**Requirement:** Your task is to transcribe all of the data below exactly, omitting the images.

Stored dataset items
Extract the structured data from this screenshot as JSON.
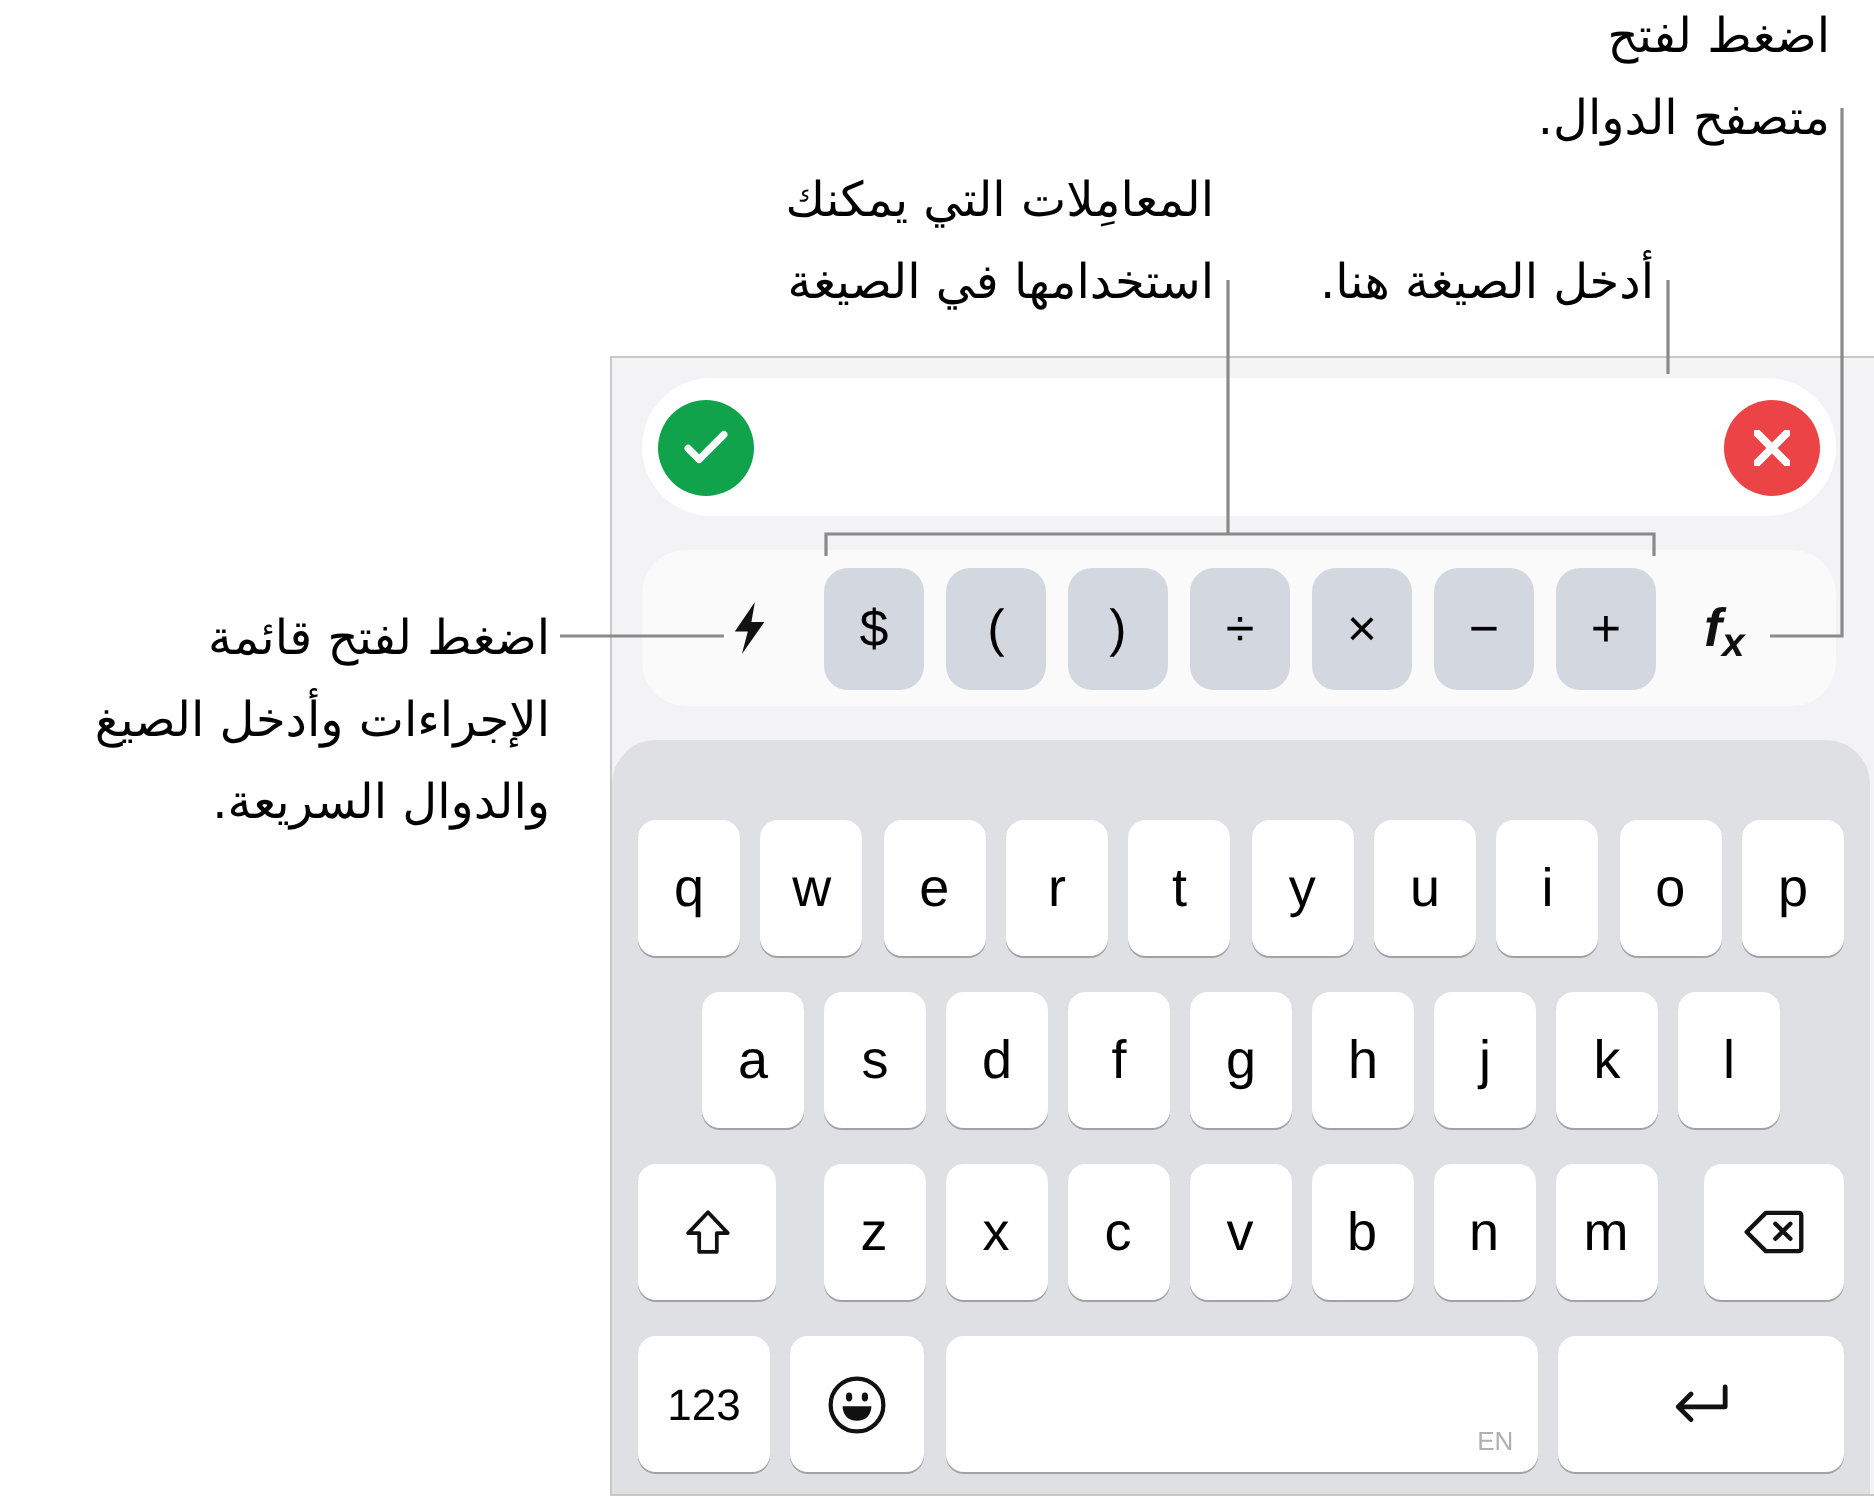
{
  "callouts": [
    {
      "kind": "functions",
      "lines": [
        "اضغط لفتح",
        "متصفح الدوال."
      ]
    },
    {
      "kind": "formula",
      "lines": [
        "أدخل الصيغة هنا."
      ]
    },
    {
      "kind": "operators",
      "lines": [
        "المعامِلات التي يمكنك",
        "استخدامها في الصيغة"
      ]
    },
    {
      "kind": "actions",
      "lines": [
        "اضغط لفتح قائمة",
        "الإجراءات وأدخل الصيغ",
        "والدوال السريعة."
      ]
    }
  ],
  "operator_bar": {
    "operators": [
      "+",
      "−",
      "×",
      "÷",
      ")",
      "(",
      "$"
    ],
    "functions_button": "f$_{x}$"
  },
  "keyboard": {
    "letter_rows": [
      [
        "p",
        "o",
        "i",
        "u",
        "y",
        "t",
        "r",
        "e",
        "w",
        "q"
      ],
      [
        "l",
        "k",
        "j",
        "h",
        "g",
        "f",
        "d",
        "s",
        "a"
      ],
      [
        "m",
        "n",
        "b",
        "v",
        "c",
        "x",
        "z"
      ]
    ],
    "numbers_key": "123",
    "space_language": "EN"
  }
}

**Solved exercise:**
Extract the structured data from this screenshot as JSON.
{
  "callouts": [
    {
      "kind": "functions",
      "lines": [
        "اضغط لفتح",
        "متصفح الدوال."
      ]
    },
    {
      "kind": "formula",
      "lines": [
        "أدخل الصيغة هنا."
      ]
    },
    {
      "kind": "operators",
      "lines": [
        "المعامِلات التي يمكنك",
        "استخدامها في الصيغة"
      ]
    },
    {
      "kind": "actions",
      "lines": [
        "اضغط لفتح قائمة",
        "الإجراءات وأدخل الصيغ",
        "والدوال السريعة."
      ]
    }
  ],
  "operator_bar": {
    "operators": [
      "+",
      "−",
      "×",
      "÷",
      ")",
      "(",
      "$"
    ],
    "functions_button": "f$_{x}$"
  },
  "keyboard": {
    "letter_rows": [
      [
        "p",
        "o",
        "i",
        "u",
        "y",
        "t",
        "r",
        "e",
        "w",
        "q"
      ],
      [
        "l",
        "k",
        "j",
        "h",
        "g",
        "f",
        "d",
        "s",
        "a"
      ],
      [
        "m",
        "n",
        "b",
        "v",
        "c",
        "x",
        "z"
      ]
    ],
    "numbers_key": "123",
    "space_language": "EN"
  }
}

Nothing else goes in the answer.